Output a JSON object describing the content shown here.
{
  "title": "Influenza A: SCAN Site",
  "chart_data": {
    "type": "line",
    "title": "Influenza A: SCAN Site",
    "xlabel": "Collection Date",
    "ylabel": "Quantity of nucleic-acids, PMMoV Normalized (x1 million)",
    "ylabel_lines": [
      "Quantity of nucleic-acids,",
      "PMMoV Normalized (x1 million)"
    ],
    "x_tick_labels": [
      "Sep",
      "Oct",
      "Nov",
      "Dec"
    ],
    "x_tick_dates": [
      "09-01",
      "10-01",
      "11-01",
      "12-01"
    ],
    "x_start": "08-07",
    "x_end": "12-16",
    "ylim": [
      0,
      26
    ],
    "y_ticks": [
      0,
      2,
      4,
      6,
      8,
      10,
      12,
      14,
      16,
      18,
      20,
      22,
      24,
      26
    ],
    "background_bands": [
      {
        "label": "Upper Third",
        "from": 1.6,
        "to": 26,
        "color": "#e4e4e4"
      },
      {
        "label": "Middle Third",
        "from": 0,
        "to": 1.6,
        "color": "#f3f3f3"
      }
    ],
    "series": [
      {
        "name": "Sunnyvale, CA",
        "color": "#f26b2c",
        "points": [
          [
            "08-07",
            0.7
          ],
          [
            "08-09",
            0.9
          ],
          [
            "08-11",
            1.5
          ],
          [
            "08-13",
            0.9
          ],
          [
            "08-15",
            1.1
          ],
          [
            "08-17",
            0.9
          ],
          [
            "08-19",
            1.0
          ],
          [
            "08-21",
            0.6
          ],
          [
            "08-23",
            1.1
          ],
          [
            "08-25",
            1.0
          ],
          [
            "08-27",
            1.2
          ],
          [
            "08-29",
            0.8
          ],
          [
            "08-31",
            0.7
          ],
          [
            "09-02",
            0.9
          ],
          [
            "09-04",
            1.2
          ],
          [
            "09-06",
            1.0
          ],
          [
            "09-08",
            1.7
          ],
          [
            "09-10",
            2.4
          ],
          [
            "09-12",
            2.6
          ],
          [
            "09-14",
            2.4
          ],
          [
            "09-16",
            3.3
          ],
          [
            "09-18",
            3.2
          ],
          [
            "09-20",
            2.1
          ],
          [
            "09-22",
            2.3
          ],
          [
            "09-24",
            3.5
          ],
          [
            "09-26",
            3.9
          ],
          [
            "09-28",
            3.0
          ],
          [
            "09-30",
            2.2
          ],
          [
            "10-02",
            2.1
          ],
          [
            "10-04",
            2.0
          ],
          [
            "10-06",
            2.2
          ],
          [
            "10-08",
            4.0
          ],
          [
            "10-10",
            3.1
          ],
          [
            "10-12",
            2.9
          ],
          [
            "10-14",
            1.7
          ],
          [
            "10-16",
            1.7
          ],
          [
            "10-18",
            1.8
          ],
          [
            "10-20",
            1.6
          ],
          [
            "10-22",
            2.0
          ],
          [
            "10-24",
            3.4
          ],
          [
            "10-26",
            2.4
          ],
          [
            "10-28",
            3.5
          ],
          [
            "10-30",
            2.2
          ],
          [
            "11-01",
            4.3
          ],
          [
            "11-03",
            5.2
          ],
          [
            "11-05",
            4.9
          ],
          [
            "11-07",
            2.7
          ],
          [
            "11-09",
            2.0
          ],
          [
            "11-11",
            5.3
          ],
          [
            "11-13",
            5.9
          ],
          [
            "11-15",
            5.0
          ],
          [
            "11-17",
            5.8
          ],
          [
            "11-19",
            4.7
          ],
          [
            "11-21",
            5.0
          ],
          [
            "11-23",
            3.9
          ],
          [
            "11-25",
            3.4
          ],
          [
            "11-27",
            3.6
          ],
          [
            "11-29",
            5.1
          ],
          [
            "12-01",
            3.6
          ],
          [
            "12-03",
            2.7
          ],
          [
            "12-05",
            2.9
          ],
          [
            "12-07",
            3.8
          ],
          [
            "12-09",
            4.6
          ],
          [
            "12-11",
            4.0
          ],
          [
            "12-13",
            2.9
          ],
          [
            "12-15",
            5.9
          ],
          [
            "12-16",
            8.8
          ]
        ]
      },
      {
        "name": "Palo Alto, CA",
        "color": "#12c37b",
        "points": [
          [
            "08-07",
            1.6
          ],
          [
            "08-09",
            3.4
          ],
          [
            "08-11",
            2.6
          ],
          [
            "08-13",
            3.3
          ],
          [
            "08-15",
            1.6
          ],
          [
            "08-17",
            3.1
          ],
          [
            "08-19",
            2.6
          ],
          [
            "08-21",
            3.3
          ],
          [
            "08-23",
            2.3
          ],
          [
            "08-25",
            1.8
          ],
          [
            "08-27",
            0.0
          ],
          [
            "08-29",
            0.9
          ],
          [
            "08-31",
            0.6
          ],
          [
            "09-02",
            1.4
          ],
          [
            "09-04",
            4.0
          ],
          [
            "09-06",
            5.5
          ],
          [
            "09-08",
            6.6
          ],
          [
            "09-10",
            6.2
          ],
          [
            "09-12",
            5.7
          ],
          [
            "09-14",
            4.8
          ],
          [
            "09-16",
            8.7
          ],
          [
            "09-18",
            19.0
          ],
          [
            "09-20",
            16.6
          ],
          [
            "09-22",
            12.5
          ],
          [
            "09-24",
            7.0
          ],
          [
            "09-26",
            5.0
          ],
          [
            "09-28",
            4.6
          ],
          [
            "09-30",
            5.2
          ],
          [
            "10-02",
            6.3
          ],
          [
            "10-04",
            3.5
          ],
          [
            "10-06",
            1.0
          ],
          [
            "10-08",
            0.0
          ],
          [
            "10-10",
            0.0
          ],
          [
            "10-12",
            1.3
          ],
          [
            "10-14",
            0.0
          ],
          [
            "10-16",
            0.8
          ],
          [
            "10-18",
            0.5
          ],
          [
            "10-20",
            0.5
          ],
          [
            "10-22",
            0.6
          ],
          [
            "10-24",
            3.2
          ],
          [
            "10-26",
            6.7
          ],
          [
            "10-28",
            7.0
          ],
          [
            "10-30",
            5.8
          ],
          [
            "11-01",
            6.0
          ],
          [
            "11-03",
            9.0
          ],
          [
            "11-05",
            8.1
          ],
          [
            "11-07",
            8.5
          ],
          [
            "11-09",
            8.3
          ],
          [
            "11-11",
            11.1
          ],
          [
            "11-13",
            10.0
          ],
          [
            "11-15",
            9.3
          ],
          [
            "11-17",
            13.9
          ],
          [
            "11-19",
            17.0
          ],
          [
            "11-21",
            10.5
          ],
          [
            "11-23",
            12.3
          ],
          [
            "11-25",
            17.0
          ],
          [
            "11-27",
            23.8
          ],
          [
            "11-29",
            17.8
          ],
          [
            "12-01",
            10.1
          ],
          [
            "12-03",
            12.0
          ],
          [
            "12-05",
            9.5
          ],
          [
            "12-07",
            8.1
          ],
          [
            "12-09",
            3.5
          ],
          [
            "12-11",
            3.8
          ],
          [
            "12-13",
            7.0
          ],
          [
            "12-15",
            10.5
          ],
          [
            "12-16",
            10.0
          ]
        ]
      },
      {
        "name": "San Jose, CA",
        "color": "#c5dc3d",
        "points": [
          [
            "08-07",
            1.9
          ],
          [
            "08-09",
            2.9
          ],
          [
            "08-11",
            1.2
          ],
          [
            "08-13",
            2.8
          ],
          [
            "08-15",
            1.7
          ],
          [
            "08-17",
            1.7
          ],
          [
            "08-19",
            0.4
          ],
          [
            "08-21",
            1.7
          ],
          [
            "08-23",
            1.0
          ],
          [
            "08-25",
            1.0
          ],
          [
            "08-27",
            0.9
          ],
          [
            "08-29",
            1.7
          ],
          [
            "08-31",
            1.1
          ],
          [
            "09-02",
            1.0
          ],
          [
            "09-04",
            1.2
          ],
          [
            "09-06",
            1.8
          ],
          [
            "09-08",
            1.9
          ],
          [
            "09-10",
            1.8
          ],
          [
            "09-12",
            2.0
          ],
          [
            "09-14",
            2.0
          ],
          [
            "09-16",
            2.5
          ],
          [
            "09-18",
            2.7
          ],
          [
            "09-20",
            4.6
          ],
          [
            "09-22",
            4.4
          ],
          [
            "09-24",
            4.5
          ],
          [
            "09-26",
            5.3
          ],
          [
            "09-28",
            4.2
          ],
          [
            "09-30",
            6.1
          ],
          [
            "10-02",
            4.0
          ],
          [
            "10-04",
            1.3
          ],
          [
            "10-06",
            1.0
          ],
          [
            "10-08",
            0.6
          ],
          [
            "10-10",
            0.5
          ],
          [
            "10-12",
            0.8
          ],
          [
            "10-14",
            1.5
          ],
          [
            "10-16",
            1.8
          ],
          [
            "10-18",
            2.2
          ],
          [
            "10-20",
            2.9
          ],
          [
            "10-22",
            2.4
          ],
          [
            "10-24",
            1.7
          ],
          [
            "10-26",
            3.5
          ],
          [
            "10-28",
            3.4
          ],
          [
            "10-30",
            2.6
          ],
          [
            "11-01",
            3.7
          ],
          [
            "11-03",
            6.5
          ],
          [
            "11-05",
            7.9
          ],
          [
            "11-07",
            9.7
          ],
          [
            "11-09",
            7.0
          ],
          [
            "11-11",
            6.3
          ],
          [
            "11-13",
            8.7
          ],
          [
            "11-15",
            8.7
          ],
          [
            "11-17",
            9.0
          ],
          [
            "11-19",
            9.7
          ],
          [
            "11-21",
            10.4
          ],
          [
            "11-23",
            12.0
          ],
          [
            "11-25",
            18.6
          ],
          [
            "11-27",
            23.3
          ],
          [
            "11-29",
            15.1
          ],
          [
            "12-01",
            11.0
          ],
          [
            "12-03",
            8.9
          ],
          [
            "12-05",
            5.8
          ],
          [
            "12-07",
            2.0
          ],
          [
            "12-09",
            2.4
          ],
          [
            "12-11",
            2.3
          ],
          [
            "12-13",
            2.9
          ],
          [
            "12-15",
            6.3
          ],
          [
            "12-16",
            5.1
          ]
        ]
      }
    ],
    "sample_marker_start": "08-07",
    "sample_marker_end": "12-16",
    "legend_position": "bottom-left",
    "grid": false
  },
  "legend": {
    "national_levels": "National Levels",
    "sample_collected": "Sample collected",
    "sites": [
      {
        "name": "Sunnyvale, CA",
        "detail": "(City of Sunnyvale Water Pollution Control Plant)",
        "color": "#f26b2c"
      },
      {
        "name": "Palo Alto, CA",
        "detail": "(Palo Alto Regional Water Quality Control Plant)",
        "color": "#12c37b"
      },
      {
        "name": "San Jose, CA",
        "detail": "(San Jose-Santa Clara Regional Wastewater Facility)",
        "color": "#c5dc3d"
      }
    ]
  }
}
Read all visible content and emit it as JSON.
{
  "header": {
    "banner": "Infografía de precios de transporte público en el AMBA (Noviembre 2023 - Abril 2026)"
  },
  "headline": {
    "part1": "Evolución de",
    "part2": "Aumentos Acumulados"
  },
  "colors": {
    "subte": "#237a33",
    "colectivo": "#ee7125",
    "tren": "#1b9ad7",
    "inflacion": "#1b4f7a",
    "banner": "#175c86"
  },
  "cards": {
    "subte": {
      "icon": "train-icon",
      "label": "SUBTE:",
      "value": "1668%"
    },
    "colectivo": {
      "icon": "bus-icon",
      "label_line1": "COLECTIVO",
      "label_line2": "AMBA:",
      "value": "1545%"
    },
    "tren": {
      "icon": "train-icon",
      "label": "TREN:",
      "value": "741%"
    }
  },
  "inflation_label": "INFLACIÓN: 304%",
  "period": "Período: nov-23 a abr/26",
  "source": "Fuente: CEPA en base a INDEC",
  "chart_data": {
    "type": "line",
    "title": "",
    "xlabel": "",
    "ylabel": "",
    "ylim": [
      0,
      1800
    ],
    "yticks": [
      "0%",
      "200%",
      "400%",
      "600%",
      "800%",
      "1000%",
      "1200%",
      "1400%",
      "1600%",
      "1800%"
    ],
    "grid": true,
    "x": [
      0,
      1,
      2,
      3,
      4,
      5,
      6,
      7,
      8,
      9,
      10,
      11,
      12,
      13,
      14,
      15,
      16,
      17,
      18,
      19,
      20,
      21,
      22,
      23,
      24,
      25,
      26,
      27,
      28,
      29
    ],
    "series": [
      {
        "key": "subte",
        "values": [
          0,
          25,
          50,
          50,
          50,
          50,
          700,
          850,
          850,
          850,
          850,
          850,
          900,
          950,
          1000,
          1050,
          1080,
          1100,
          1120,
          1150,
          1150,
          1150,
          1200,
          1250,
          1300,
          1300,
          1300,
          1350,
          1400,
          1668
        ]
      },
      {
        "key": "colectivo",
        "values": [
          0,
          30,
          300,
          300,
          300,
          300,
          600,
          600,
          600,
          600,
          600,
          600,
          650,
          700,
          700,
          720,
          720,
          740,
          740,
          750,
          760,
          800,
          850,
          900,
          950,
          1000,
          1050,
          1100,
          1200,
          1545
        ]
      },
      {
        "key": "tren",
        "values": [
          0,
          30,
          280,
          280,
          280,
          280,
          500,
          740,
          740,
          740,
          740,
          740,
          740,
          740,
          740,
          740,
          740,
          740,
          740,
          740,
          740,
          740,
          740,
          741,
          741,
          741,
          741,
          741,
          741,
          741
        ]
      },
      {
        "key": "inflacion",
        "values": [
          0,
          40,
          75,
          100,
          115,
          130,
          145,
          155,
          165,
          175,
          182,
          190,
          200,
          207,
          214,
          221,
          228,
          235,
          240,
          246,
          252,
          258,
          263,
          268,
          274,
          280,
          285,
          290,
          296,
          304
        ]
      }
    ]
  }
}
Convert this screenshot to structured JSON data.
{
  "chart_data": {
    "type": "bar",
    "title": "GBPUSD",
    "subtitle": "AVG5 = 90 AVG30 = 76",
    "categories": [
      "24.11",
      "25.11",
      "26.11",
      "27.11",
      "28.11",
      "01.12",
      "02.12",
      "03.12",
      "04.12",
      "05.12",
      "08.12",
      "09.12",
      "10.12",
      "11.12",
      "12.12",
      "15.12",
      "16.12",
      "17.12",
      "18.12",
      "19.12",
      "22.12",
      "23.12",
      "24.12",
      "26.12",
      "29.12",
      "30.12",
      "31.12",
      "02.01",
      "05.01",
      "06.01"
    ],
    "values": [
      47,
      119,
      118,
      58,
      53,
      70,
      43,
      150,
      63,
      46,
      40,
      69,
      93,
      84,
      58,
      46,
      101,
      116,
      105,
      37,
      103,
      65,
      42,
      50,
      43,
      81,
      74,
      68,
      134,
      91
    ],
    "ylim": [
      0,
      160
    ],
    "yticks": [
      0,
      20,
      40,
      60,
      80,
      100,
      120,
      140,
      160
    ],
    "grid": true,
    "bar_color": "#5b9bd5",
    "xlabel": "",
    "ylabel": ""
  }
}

__AIM OF THE EXERCISE__: From the listing above, collect each line in which the string "Normalized" appears.

__FINISHED EXERCISE__:
    "ylabel": "Quantity of nucleic-acids, PMMoV Normalized (x1 million)",
      "PMMoV Normalized (x1 million)"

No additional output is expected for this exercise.